EXERCISE OBJECTIVE :: Return the listing below in full, with every line exactly as it is.

Figure contents as structured data
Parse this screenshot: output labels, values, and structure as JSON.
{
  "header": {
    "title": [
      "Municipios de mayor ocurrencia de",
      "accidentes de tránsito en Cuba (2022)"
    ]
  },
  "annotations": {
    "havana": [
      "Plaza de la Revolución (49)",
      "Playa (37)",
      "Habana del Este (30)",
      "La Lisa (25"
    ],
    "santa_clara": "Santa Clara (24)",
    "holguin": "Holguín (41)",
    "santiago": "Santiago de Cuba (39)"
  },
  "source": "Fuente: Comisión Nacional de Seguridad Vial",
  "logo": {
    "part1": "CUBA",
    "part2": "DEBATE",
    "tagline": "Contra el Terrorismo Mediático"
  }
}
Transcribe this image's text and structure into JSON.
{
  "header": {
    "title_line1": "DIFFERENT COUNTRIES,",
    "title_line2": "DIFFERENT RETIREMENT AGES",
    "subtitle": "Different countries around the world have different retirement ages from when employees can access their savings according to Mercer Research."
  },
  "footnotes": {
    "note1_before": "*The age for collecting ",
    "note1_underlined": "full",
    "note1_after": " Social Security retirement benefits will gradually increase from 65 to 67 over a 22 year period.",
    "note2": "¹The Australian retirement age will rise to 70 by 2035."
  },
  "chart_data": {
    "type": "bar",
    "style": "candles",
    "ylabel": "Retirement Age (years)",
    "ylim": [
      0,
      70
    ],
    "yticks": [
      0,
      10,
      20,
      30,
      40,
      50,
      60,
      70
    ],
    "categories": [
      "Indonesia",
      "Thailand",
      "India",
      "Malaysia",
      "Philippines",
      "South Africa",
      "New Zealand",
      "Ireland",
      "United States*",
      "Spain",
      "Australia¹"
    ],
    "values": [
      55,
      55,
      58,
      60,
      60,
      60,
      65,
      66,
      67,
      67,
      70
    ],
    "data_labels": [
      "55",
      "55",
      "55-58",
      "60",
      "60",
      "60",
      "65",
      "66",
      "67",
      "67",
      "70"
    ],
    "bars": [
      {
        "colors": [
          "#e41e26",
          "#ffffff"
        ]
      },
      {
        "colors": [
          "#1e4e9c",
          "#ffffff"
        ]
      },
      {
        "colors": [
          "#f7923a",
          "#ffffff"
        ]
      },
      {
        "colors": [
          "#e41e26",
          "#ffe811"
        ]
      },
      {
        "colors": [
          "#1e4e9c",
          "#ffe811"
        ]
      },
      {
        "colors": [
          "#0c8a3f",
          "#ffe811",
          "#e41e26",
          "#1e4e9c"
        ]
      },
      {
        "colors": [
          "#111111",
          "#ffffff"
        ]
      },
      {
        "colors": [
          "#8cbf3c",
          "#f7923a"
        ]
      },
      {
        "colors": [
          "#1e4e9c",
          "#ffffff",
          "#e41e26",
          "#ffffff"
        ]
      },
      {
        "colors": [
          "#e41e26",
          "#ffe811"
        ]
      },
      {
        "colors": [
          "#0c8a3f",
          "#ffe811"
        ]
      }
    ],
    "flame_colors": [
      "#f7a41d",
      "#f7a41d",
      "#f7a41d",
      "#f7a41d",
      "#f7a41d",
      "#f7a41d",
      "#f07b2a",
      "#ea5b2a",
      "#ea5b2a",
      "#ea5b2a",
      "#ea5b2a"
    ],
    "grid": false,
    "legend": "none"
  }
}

SOLVED EXERCISE ::
Parse this screenshot: output labels, values, and structure as JSON.
{
  "header": {
    "title": [
      "Municipios de mayor ocurrencia de",
      "accidentes de tránsito en Cuba (2022)"
    ]
  },
  "annotations": {
    "havana": [
      "Plaza de la Revolución (49)",
      "Playa (37)",
      "Habana del Este (30)",
      "La Lisa (25"
    ],
    "santa_clara": "Santa Clara (24)",
    "holguin": "Holguín (41)",
    "santiago": "Santiago de Cuba (39)"
  },
  "source": "Fuente: Comisión Nacional de Seguridad Vial",
  "logo": {
    "part1": "CUBA",
    "part2": "DEBATE",
    "tagline": "Contra el Terrorismo Mediático"
  }
}
Transcribe this image's text and structure into JSON.
{
  "header": {
    "title_line1": "DIFFERENT COUNTRIES,",
    "title_line2": "DIFFERENT RETIREMENT AGES",
    "subtitle": "Different countries around the world have different retirement ages from when employees can access their savings according to Mercer Research."
  },
  "footnotes": {
    "note1_before": "*The age for collecting ",
    "note1_underlined": "full",
    "note1_after": " Social Security retirement benefits will gradually increase from 65 to 67 over a 22 year period.",
    "note2": "¹The Australian retirement age will rise to 70 by 2035."
  },
  "chart_data": {
    "type": "bar",
    "style": "candles",
    "ylabel": "Retirement Age (years)",
    "ylim": [
      0,
      70
    ],
    "yticks": [
      0,
      10,
      20,
      30,
      40,
      50,
      60,
      70
    ],
    "categories": [
      "Indonesia",
      "Thailand",
      "India",
      "Malaysia",
      "Philippines",
      "South Africa",
      "New Zealand",
      "Ireland",
      "United States*",
      "Spain",
      "Australia¹"
    ],
    "values": [
      55,
      55,
      58,
      60,
      60,
      60,
      65,
      66,
      67,
      67,
      70
    ],
    "data_labels": [
      "55",
      "55",
      "55-58",
      "60",
      "60",
      "60",
      "65",
      "66",
      "67",
      "67",
      "70"
    ],
    "bars": [
      {
        "colors": [
          "#e41e26",
          "#ffffff"
        ]
      },
      {
        "colors": [
          "#1e4e9c",
          "#ffffff"
        ]
      },
      {
        "colors": [
          "#f7923a",
          "#ffffff"
        ]
      },
      {
        "colors": [
          "#e41e26",
          "#ffe811"
        ]
      },
      {
        "colors": [
          "#1e4e9c",
          "#ffe811"
        ]
      },
      {
        "colors": [
          "#0c8a3f",
          "#ffe811",
          "#e41e26",
          "#1e4e9c"
        ]
      },
      {
        "colors": [
          "#111111",
          "#ffffff"
        ]
      },
      {
        "colors": [
          "#8cbf3c",
          "#f7923a"
        ]
      },
      {
        "colors": [
          "#1e4e9c",
          "#ffffff",
          "#e41e26",
          "#ffffff"
        ]
      },
      {
        "colors": [
          "#e41e26",
          "#ffe811"
        ]
      },
      {
        "colors": [
          "#0c8a3f",
          "#ffe811"
        ]
      }
    ],
    "flame_colors": [
      "#f7a41d",
      "#f7a41d",
      "#f7a41d",
      "#f7a41d",
      "#f7a41d",
      "#f7a41d",
      "#f07b2a",
      "#ea5b2a",
      "#ea5b2a",
      "#ea5b2a",
      "#ea5b2a"
    ],
    "grid": false,
    "legend": "none"
  }
}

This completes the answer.